*Directive*
Where the word "with" occurs in a line, return that line.

◆ ◆ ◆ ◆ ◆ ◆ ◆

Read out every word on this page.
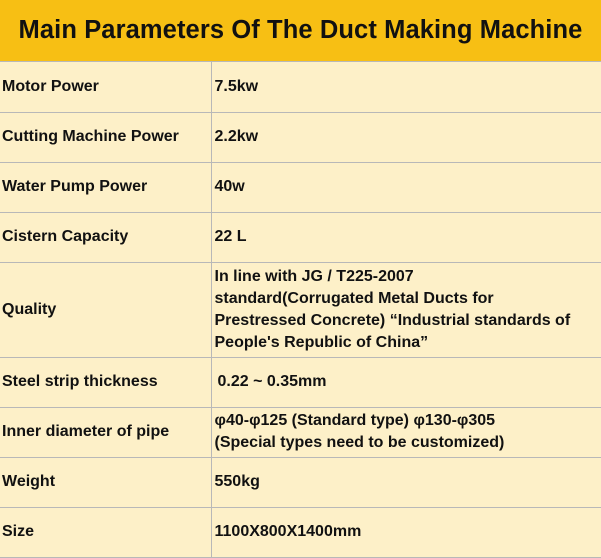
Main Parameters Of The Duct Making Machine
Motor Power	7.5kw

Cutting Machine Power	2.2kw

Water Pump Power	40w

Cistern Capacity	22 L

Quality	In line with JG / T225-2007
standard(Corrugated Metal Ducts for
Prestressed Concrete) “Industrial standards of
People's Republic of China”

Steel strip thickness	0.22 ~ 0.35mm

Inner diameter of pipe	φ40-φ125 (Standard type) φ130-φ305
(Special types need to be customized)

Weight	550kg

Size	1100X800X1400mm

◆ ◆ ◆ ◆ ◆ ◆ ◆

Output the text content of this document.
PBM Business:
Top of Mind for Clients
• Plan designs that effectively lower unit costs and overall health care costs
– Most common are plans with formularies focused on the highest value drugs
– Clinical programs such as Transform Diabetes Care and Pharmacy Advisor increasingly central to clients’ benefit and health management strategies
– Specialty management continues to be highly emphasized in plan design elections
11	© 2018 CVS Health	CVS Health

◆ ◆ ◆ ◆ ◆ ◆ ◆

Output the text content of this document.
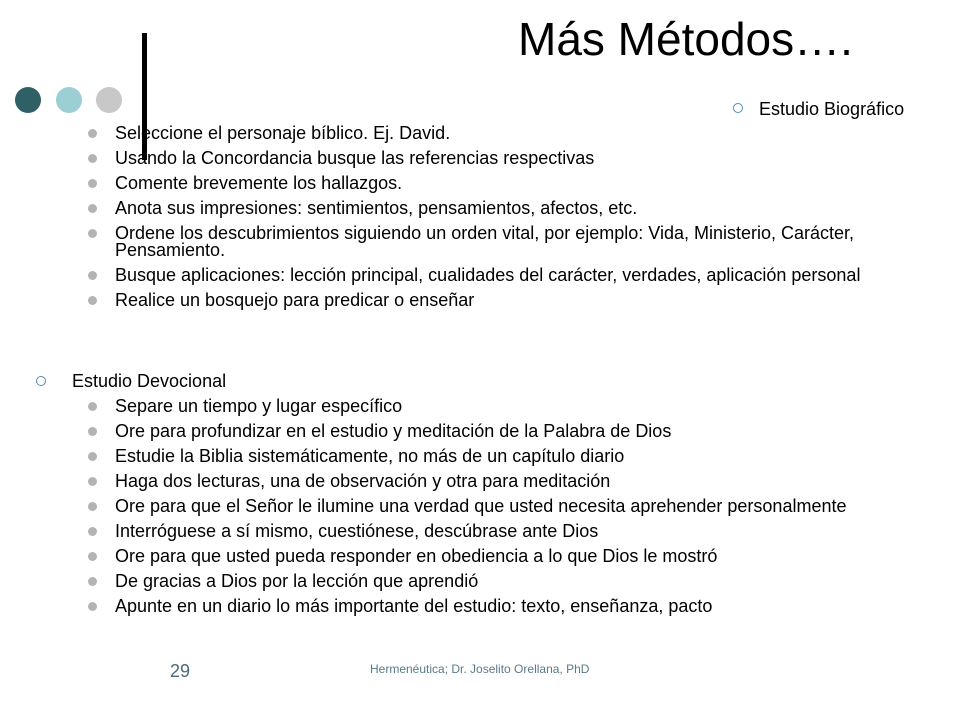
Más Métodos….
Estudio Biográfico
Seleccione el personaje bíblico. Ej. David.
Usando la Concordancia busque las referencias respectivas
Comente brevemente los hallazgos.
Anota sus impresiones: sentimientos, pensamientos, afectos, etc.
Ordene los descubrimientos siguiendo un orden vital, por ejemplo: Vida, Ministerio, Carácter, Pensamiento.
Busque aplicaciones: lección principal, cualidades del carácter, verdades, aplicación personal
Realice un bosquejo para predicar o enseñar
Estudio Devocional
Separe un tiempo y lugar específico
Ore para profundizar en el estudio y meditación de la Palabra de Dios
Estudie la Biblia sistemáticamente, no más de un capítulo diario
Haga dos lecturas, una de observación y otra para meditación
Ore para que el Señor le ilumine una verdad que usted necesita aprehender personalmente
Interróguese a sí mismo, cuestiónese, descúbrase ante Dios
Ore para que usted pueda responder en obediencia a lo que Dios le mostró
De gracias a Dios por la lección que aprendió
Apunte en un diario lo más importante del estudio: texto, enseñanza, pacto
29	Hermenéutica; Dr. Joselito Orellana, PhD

◆ ◆ ◆ ◆ ◆ ◆ ◆

*Solution to this problem*
Quality	In line with JG / T225-2007
– Most common are plans with formularies focused on the highest value drugs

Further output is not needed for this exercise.